"""
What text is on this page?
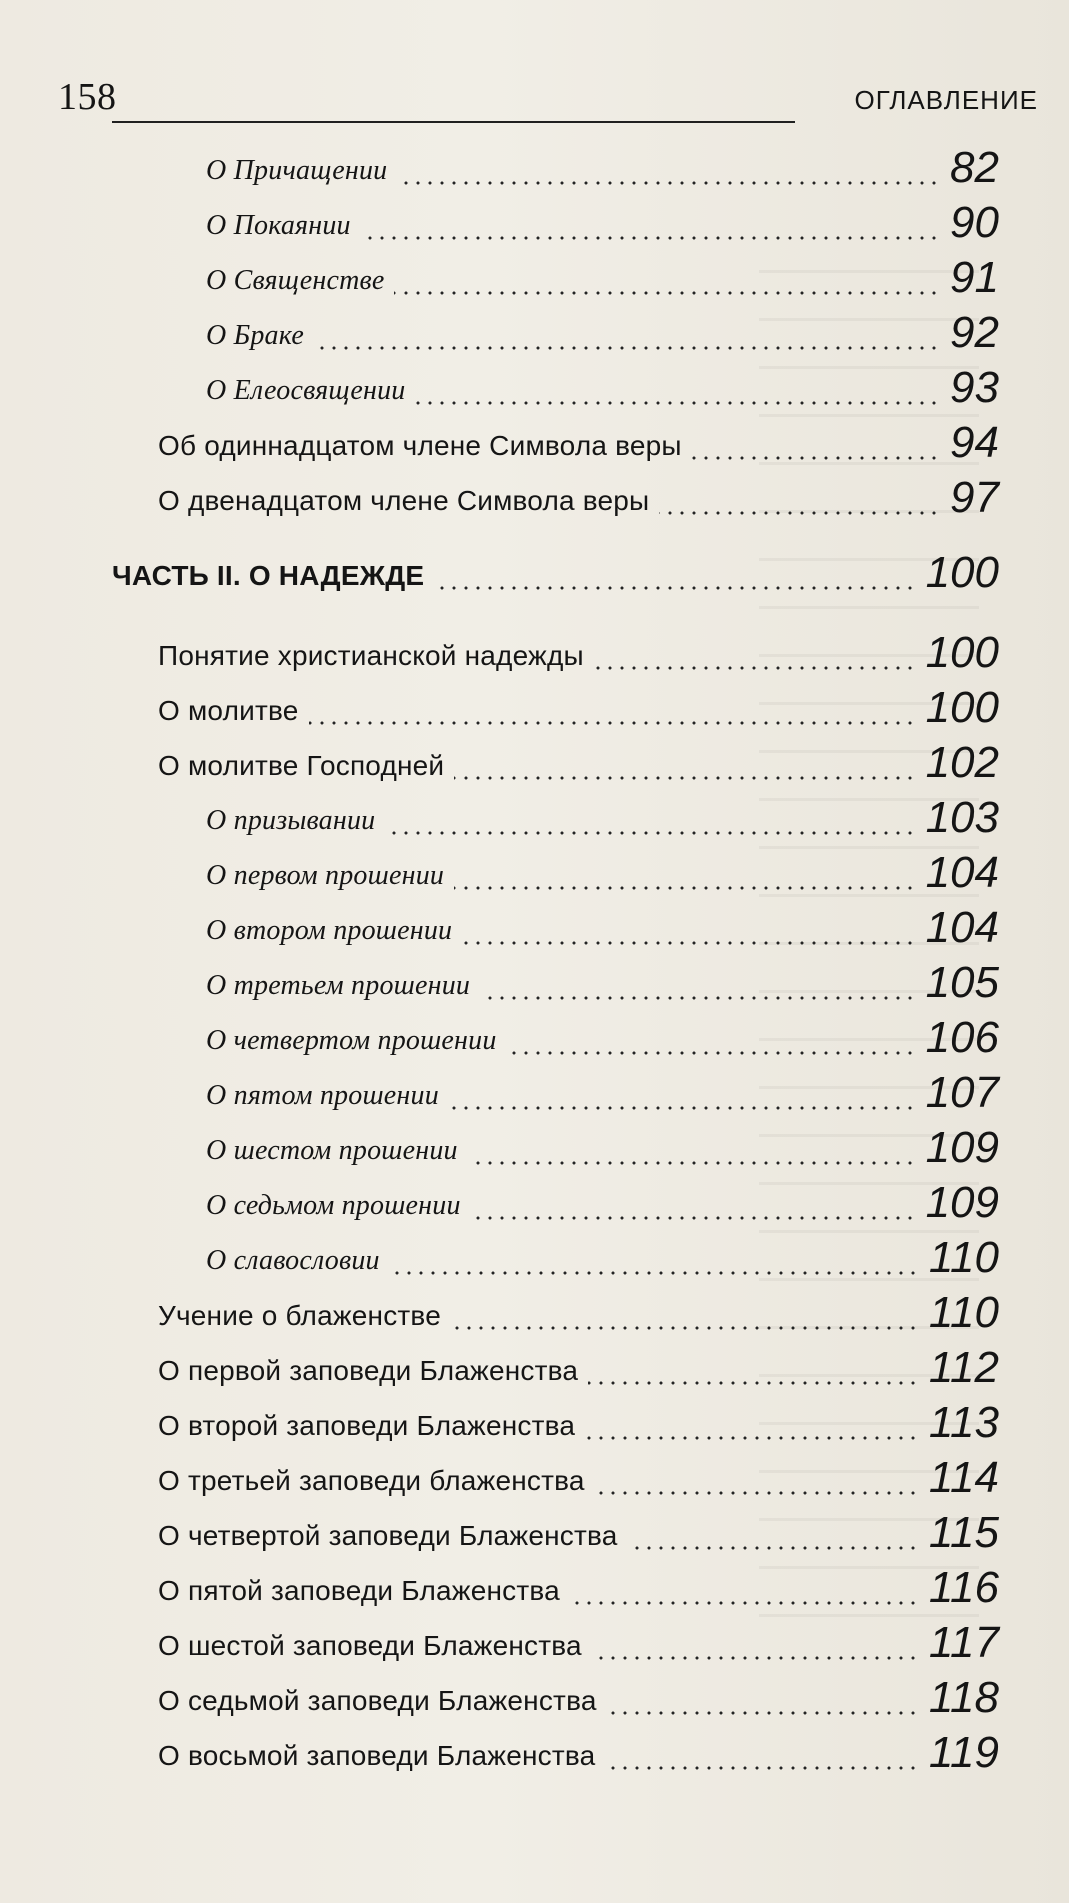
158	ОГЛАВЛЕНИЕ
О Причащении	82
О Покаянии	90
О Священстве	91
О Браке	92
О Елеосвящении	93
Об одиннадцатом члене Символа веры	94
О двенадцатом члене Символа веры	97
ЧАСТЬ II. О НАДЕЖДЕ	100
Понятие христианской надежды	100
О молитве	100
О молитве Господней	102
О призывании	103
О первом прошении	104
О втором прошении	104
О третьем прошении	105
О четвертом прошении	106
О пятом прошении	107
О шестом прошении	109
О седьмом прошении	109
О славословии	110
Учение о блаженстве	110
О первой заповеди Блаженства	112
О второй заповеди Блаженства	113
О третьей заповеди блаженства	114
О четвертой заповеди Блаженства	115
О пятой заповеди Блаженства	116
О шестой заповеди Блаженства	117
О седьмой заповеди Блаженства	118
О восьмой заповеди Блаженства	119
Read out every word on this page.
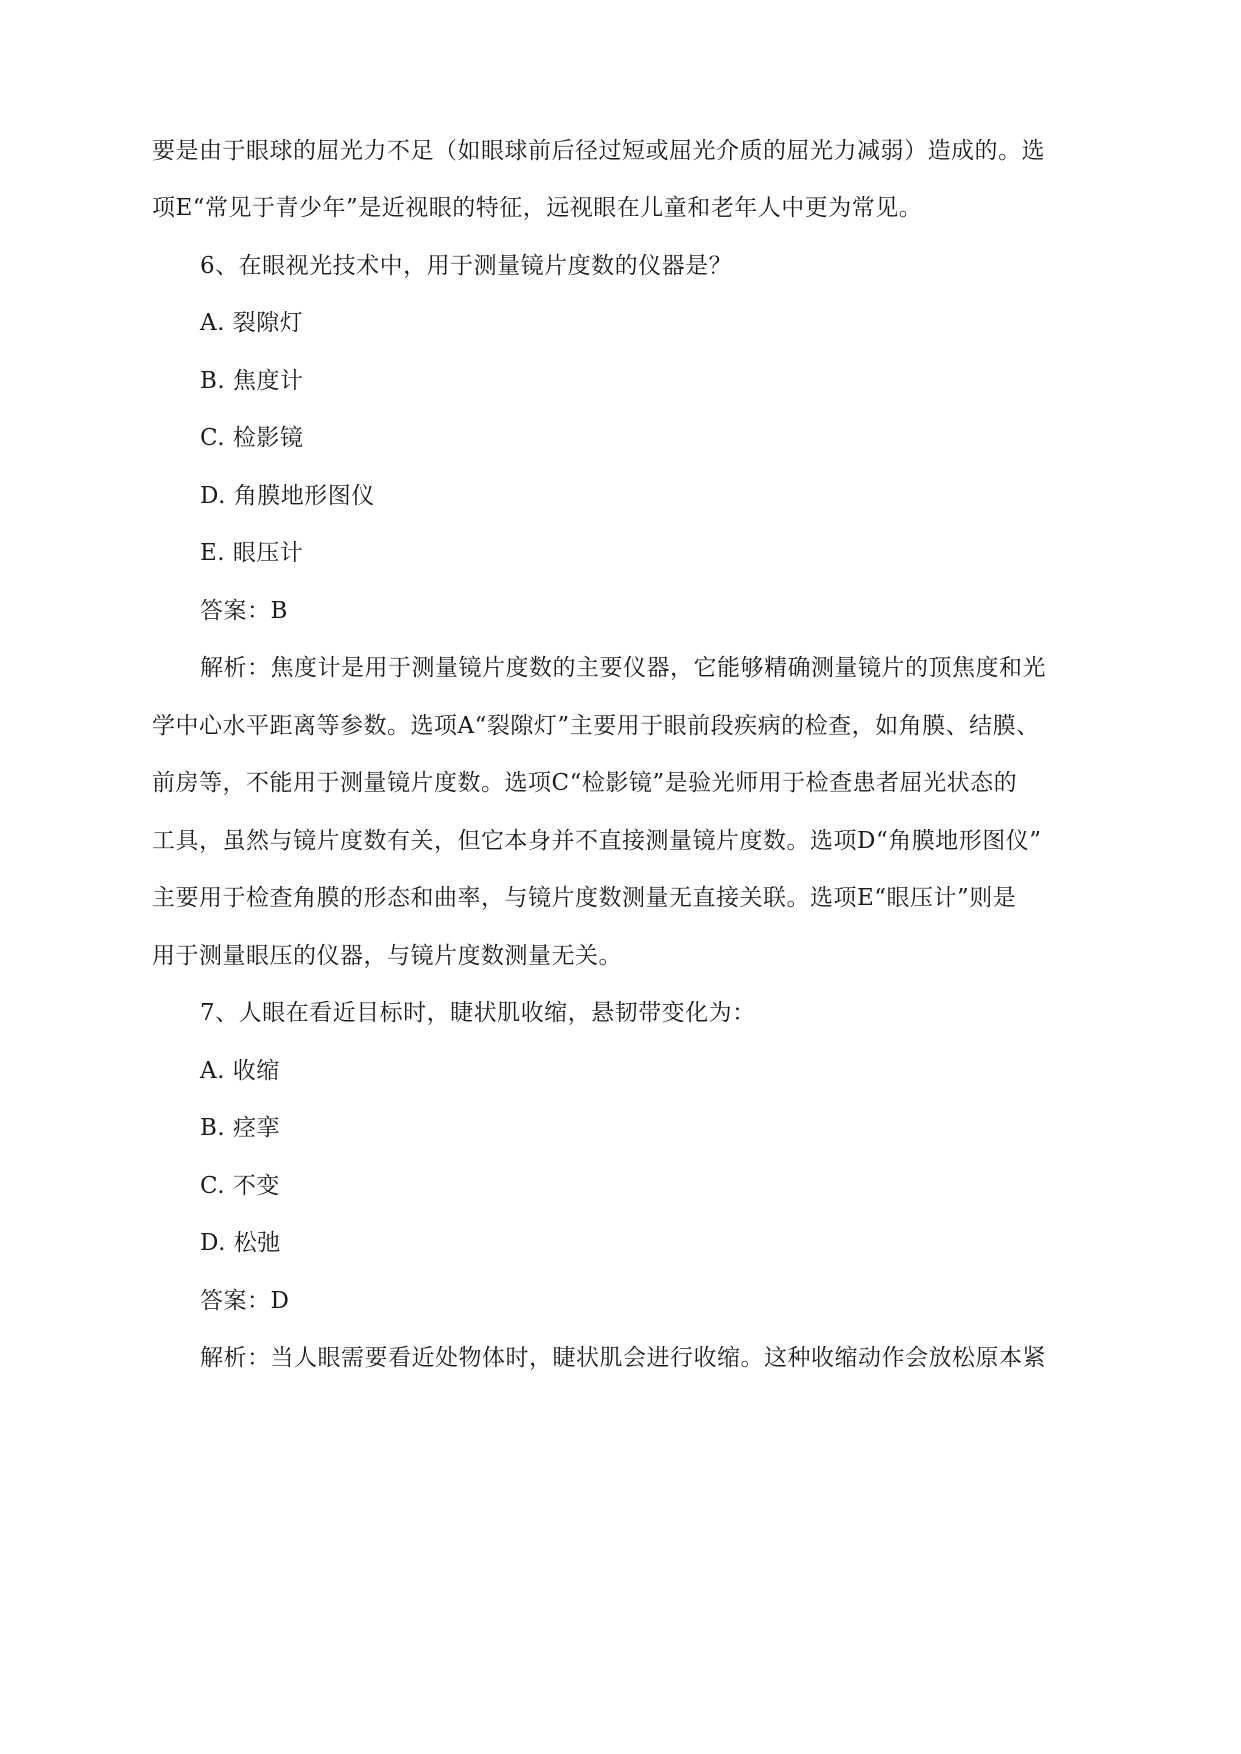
要是由于眼球的屈光力不足（如眼球前后径过短或屈光介质的屈光力减弱）造成的。选
项E“常见于青少年”是近视眼的特征，远视眼在儿童和老年人中更为常见。
6、在眼视光技术中，用于测量镜片度数的仪器是？
A. 裂隙灯
B. 焦度计
C. 检影镜
D. 角膜地形图仪
E. 眼压计
答案：B
解析：焦度计是用于测量镜片度数的主要仪器，它能够精确测量镜片的顶焦度和光
学中心水平距离等参数。选项A“裂隙灯”主要用于眼前段疾病的检查，如角膜、结膜、
前房等，不能用于测量镜片度数。选项C“检影镜”是验光师用于检查患者屈光状态的
工具，虽然与镜片度数有关，但它本身并不直接测量镜片度数。选项D“角膜地形图仪”
主要用于检查角膜的形态和曲率，与镜片度数测量无直接关联。选项E“眼压计”则是
用于测量眼压的仪器，与镜片度数测量无关。
7、人眼在看近目标时，睫状肌收缩，悬韧带变化为：
A. 收缩
B. 痉挛
C. 不变
D. 松弛
答案：D
解析：当人眼需要看近处物体时，睫状肌会进行收缩。这种收缩动作会放松原本紧
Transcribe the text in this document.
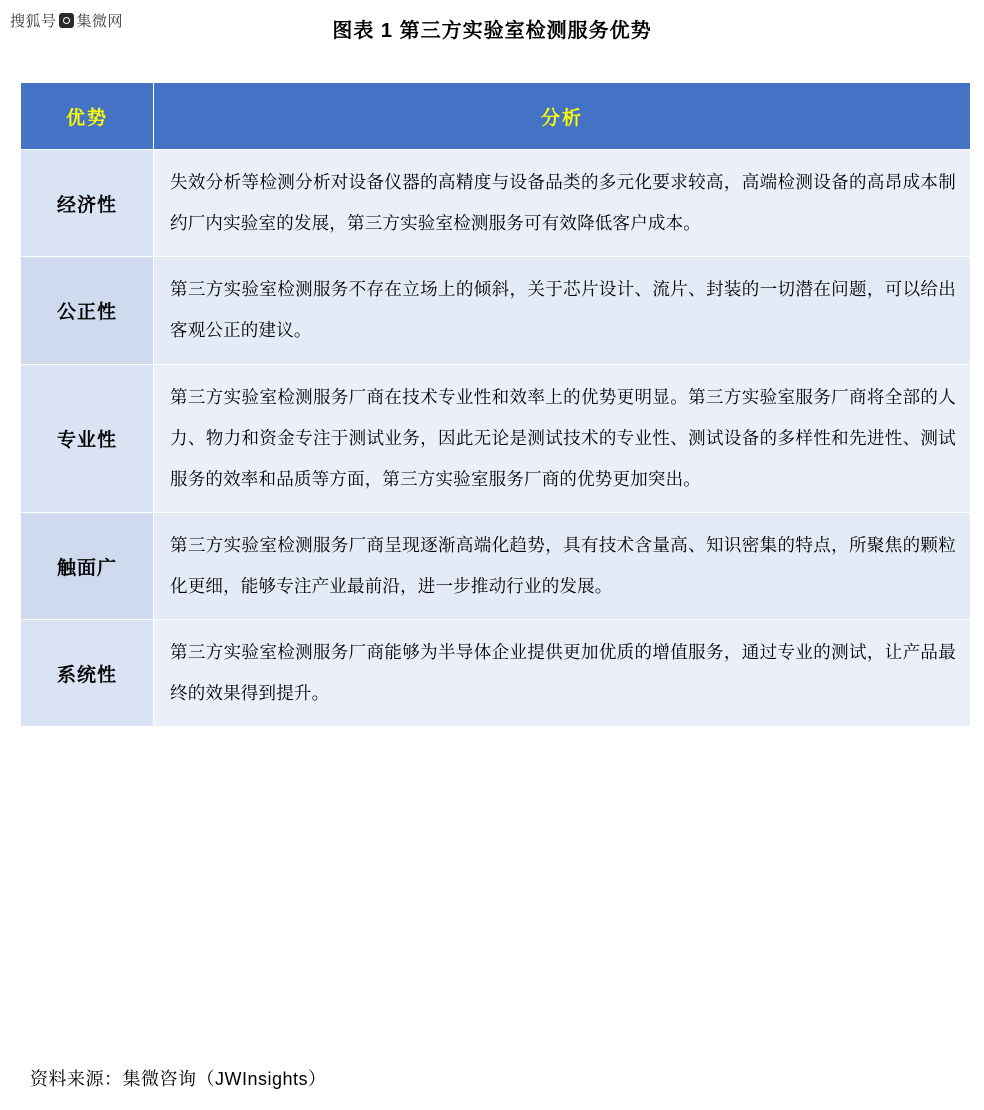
搜狐号 集微网	图表 1 第三方实验室检测服务优势
优势	分析
经济性	失效分析等检测分析对设备仪器的高精度与设备品类的多元化要求较高，高端检测设备的高昂成本制约厂内实验室的发展，第三方实验室检测服务可有效降低客户成本。
公正性	第三方实验室检测服务不存在立场上的倾斜，关于芯片设计、流片、封装的一切潜在问题，可以给出客观公正的建议。
专业性	第三方实验室检测服务厂商在技术专业性和效率上的优势更明显。第三方实验室服务厂商将全部的人力、物力和资金专注于测试业务，因此无论是测试技术的专业性、测试设备的多样性和先进性、测试服务的效率和品质等方面，第三方实验室服务厂商的优势更加突出。
触面广	第三方实验室检测服务厂商呈现逐渐高端化趋势，具有技术含量高、知识密集的特点，所聚焦的颗粒化更细，能够专注产业最前沿，进一步推动行业的发展。
系统性	第三方实验室检测服务厂商能够为半导体企业提供更加优质的增值服务，通过专业的测试，让产品最终的效果得到提升。
资料来源：集微咨询（JWInsights）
"""
▸ Problem
Extract only the lines from the line containing "Transcribe the text in this document." through the final line of the records; keep both ends and drop every picture.

▸ Task output
Transcribe the text in this document.
搜狐号 集微网	图表 1 第三方实验室检测服务优势
优势	分析
经济性	失效分析等检测分析对设备仪器的高精度与设备品类的多元化要求较高，高端检测设备的高昂成本制约厂内实验室的发展，第三方实验室检测服务可有效降低客户成本。
公正性	第三方实验室检测服务不存在立场上的倾斜，关于芯片设计、流片、封装的一切潜在问题，可以给出客观公正的建议。
专业性	第三方实验室检测服务厂商在技术专业性和效率上的优势更明显。第三方实验室服务厂商将全部的人力、物力和资金专注于测试业务，因此无论是测试技术的专业性、测试设备的多样性和先进性、测试服务的效率和品质等方面，第三方实验室服务厂商的优势更加突出。
触面广	第三方实验室检测服务厂商呈现逐渐高端化趋势，具有技术含量高、知识密集的特点，所聚焦的颗粒化更细，能够专注产业最前沿，进一步推动行业的发展。
系统性	第三方实验室检测服务厂商能够为半导体企业提供更加优质的增值服务，通过专业的测试，让产品最终的效果得到提升。
资料来源：集微咨询（JWInsights）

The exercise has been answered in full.